▶ _Task prompt_
With nothing left out, repeat every entry exactly.

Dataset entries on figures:

########

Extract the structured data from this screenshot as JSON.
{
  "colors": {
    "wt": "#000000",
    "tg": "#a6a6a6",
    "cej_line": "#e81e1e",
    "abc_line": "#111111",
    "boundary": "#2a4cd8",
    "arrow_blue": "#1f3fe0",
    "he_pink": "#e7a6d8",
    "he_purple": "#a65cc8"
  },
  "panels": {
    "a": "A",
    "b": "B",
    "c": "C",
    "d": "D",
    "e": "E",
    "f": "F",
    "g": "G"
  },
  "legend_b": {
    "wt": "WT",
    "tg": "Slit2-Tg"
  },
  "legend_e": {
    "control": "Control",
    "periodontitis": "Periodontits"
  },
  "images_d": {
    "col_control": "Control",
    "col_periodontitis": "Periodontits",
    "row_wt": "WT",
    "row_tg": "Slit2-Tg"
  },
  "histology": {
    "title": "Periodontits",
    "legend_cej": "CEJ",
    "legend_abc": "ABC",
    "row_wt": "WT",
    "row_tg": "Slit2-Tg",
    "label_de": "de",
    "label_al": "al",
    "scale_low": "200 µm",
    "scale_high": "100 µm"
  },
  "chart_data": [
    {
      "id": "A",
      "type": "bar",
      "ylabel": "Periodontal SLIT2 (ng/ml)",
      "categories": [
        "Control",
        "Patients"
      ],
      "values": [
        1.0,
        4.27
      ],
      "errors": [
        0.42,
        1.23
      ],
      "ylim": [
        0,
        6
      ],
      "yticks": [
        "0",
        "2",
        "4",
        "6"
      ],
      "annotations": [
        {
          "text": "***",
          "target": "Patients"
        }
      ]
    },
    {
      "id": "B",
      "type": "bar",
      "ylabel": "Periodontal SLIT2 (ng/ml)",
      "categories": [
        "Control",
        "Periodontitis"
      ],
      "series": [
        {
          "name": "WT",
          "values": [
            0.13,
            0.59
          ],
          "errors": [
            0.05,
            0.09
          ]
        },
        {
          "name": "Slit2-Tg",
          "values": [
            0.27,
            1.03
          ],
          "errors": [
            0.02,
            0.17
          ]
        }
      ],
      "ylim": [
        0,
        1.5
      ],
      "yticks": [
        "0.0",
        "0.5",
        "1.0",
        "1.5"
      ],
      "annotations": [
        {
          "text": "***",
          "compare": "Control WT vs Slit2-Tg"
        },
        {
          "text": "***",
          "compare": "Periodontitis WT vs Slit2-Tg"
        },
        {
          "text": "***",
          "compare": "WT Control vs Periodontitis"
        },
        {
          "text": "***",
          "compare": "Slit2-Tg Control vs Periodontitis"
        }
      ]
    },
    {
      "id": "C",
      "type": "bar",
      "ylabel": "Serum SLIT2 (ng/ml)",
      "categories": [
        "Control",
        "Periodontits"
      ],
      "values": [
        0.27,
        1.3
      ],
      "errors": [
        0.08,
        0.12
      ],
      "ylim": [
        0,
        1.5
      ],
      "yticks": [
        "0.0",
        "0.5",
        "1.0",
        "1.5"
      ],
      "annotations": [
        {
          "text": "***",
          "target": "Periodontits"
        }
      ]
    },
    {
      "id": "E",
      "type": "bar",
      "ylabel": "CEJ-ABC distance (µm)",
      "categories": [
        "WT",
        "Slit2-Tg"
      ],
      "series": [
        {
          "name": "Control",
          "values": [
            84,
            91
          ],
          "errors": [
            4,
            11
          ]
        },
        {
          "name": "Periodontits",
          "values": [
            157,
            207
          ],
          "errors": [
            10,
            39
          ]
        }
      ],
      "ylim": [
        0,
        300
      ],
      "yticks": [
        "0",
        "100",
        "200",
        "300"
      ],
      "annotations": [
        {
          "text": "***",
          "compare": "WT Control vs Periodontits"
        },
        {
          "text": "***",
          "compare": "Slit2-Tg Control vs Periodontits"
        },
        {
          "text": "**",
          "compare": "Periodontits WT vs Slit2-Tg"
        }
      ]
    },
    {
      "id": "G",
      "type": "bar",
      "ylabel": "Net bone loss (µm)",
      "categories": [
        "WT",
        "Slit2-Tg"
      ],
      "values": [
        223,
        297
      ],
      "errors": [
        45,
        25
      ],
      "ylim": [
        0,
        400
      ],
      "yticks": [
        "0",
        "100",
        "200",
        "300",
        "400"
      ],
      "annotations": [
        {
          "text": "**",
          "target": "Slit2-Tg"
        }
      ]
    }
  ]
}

########

▶ _Answer to this exercise_
Extract the structured data from this screenshot as JSON.
{
  "colors": {
    "wt": "#000000",
    "tg": "#a6a6a6",
    "cej_line": "#e81e1e",
    "abc_line": "#111111",
    "boundary": "#2a4cd8",
    "arrow_blue": "#1f3fe0",
    "he_pink": "#e7a6d8",
    "he_purple": "#a65cc8"
  },
  "panels": {
    "a": "A",
    "b": "B",
    "c": "C",
    "d": "D",
    "e": "E",
    "f": "F",
    "g": "G"
  },
  "legend_b": {
    "wt": "WT",
    "tg": "Slit2-Tg"
  },
  "legend_e": {
    "control": "Control",
    "periodontitis": "Periodontits"
  },
  "images_d": {
    "col_control": "Control",
    "col_periodontitis": "Periodontits",
    "row_wt": "WT",
    "row_tg": "Slit2-Tg"
  },
  "histology": {
    "title": "Periodontits",
    "legend_cej": "CEJ",
    "legend_abc": "ABC",
    "row_wt": "WT",
    "row_tg": "Slit2-Tg",
    "label_de": "de",
    "label_al": "al",
    "scale_low": "200 µm",
    "scale_high": "100 µm"
  },
  "chart_data": [
    {
      "id": "A",
      "type": "bar",
      "ylabel": "Periodontal SLIT2 (ng/ml)",
      "categories": [
        "Control",
        "Patients"
      ],
      "values": [
        1.0,
        4.27
      ],
      "errors": [
        0.42,
        1.23
      ],
      "ylim": [
        0,
        6
      ],
      "yticks": [
        "0",
        "2",
        "4",
        "6"
      ],
      "annotations": [
        {
          "text": "***",
          "target": "Patients"
        }
      ]
    },
    {
      "id": "B",
      "type": "bar",
      "ylabel": "Periodontal SLIT2 (ng/ml)",
      "categories": [
        "Control",
        "Periodontitis"
      ],
      "series": [
        {
          "name": "WT",
          "values": [
            0.13,
            0.59
          ],
          "errors": [
            0.05,
            0.09
          ]
        },
        {
          "name": "Slit2-Tg",
          "values": [
            0.27,
            1.03
          ],
          "errors": [
            0.02,
            0.17
          ]
        }
      ],
      "ylim": [
        0,
        1.5
      ],
      "yticks": [
        "0.0",
        "0.5",
        "1.0",
        "1.5"
      ],
      "annotations": [
        {
          "text": "***",
          "compare": "Control WT vs Slit2-Tg"
        },
        {
          "text": "***",
          "compare": "Periodontitis WT vs Slit2-Tg"
        },
        {
          "text": "***",
          "compare": "WT Control vs Periodontitis"
        },
        {
          "text": "***",
          "compare": "Slit2-Tg Control vs Periodontitis"
        }
      ]
    },
    {
      "id": "C",
      "type": "bar",
      "ylabel": "Serum SLIT2 (ng/ml)",
      "categories": [
        "Control",
        "Periodontits"
      ],
      "values": [
        0.27,
        1.3
      ],
      "errors": [
        0.08,
        0.12
      ],
      "ylim": [
        0,
        1.5
      ],
      "yticks": [
        "0.0",
        "0.5",
        "1.0",
        "1.5"
      ],
      "annotations": [
        {
          "text": "***",
          "target": "Periodontits"
        }
      ]
    },
    {
      "id": "E",
      "type": "bar",
      "ylabel": "CEJ-ABC distance (µm)",
      "categories": [
        "WT",
        "Slit2-Tg"
      ],
      "series": [
        {
          "name": "Control",
          "values": [
            84,
            91
          ],
          "errors": [
            4,
            11
          ]
        },
        {
          "name": "Periodontits",
          "values": [
            157,
            207
          ],
          "errors": [
            10,
            39
          ]
        }
      ],
      "ylim": [
        0,
        300
      ],
      "yticks": [
        "0",
        "100",
        "200",
        "300"
      ],
      "annotations": [
        {
          "text": "***",
          "compare": "WT Control vs Periodontits"
        },
        {
          "text": "***",
          "compare": "Slit2-Tg Control vs Periodontits"
        },
        {
          "text": "**",
          "compare": "Periodontits WT vs Slit2-Tg"
        }
      ]
    },
    {
      "id": "G",
      "type": "bar",
      "ylabel": "Net bone loss (µm)",
      "categories": [
        "WT",
        "Slit2-Tg"
      ],
      "values": [
        223,
        297
      ],
      "errors": [
        45,
        25
      ],
      "ylim": [
        0,
        400
      ],
      "yticks": [
        "0",
        "100",
        "200",
        "300",
        "400"
      ],
      "annotations": [
        {
          "text": "**",
          "target": "Slit2-Tg"
        }
      ]
    }
  ]
}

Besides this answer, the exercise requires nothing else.